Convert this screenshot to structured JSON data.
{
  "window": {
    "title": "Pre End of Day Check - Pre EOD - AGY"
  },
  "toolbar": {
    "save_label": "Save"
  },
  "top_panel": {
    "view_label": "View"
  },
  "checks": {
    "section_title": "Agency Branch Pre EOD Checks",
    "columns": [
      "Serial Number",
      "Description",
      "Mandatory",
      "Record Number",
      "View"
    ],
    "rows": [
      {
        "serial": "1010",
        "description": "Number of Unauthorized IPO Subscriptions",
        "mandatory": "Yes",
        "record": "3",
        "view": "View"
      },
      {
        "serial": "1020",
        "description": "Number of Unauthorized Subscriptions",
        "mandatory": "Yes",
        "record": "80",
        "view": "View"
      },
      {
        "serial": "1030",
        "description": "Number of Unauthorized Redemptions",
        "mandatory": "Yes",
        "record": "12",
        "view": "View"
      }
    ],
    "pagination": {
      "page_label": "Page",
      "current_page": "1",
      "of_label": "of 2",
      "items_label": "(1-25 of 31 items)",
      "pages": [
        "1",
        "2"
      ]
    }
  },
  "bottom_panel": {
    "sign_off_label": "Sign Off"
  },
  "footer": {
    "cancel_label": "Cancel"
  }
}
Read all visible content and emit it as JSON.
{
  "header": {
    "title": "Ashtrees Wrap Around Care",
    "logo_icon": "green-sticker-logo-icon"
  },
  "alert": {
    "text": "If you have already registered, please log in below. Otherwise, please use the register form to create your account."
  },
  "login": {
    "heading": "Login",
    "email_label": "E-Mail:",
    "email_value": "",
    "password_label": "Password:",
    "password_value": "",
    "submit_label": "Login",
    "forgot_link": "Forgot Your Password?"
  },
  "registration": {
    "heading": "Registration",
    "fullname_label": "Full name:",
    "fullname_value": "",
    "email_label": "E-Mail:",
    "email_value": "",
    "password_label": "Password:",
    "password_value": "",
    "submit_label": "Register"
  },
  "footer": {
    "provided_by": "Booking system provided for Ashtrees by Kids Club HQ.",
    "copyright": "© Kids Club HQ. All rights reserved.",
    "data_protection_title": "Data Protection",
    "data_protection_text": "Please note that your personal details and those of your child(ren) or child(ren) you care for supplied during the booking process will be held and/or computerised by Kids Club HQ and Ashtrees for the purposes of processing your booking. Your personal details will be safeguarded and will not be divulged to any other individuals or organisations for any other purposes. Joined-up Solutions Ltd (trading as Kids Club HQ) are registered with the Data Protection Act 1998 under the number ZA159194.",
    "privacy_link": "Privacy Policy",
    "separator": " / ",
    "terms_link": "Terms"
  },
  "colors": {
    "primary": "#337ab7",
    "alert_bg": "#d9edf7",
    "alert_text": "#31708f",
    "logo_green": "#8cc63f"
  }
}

• _GIVEN PROBLEM_
Every entry above should be retyped exactly as shown.

• _RESULT OF THIS TASK_
Convert this screenshot to structured JSON data.
{
  "window": {
    "title": "Pre End of Day Check - Pre EOD - AGY"
  },
  "toolbar": {
    "save_label": "Save"
  },
  "top_panel": {
    "view_label": "View"
  },
  "checks": {
    "section_title": "Agency Branch Pre EOD Checks",
    "columns": [
      "Serial Number",
      "Description",
      "Mandatory",
      "Record Number",
      "View"
    ],
    "rows": [
      {
        "serial": "1010",
        "description": "Number of Unauthorized IPO Subscriptions",
        "mandatory": "Yes",
        "record": "3",
        "view": "View"
      },
      {
        "serial": "1020",
        "description": "Number of Unauthorized Subscriptions",
        "mandatory": "Yes",
        "record": "80",
        "view": "View"
      },
      {
        "serial": "1030",
        "description": "Number of Unauthorized Redemptions",
        "mandatory": "Yes",
        "record": "12",
        "view": "View"
      }
    ],
    "pagination": {
      "page_label": "Page",
      "current_page": "1",
      "of_label": "of 2",
      "items_label": "(1-25 of 31 items)",
      "pages": [
        "1",
        "2"
      ]
    }
  },
  "bottom_panel": {
    "sign_off_label": "Sign Off"
  },
  "footer": {
    "cancel_label": "Cancel"
  }
}
Read all visible content and emit it as JSON.
{
  "header": {
    "title": "Ashtrees Wrap Around Care",
    "logo_icon": "green-sticker-logo-icon"
  },
  "alert": {
    "text": "If you have already registered, please log in below. Otherwise, please use the register form to create your account."
  },
  "login": {
    "heading": "Login",
    "email_label": "E-Mail:",
    "email_value": "",
    "password_label": "Password:",
    "password_value": "",
    "submit_label": "Login",
    "forgot_link": "Forgot Your Password?"
  },
  "registration": {
    "heading": "Registration",
    "fullname_label": "Full name:",
    "fullname_value": "",
    "email_label": "E-Mail:",
    "email_value": "",
    "password_label": "Password:",
    "password_value": "",
    "submit_label": "Register"
  },
  "footer": {
    "provided_by": "Booking system provided for Ashtrees by Kids Club HQ.",
    "copyright": "© Kids Club HQ. All rights reserved.",
    "data_protection_title": "Data Protection",
    "data_protection_text": "Please note that your personal details and those of your child(ren) or child(ren) you care for supplied during the booking process will be held and/or computerised by Kids Club HQ and Ashtrees for the purposes of processing your booking. Your personal details will be safeguarded and will not be divulged to any other individuals or organisations for any other purposes. Joined-up Solutions Ltd (trading as Kids Club HQ) are registered with the Data Protection Act 1998 under the number ZA159194.",
    "privacy_link": "Privacy Policy",
    "separator": " / ",
    "terms_link": "Terms"
  },
  "colors": {
    "primary": "#337ab7",
    "alert_bg": "#d9edf7",
    "alert_text": "#31708f",
    "logo_green": "#8cc63f"
  }
}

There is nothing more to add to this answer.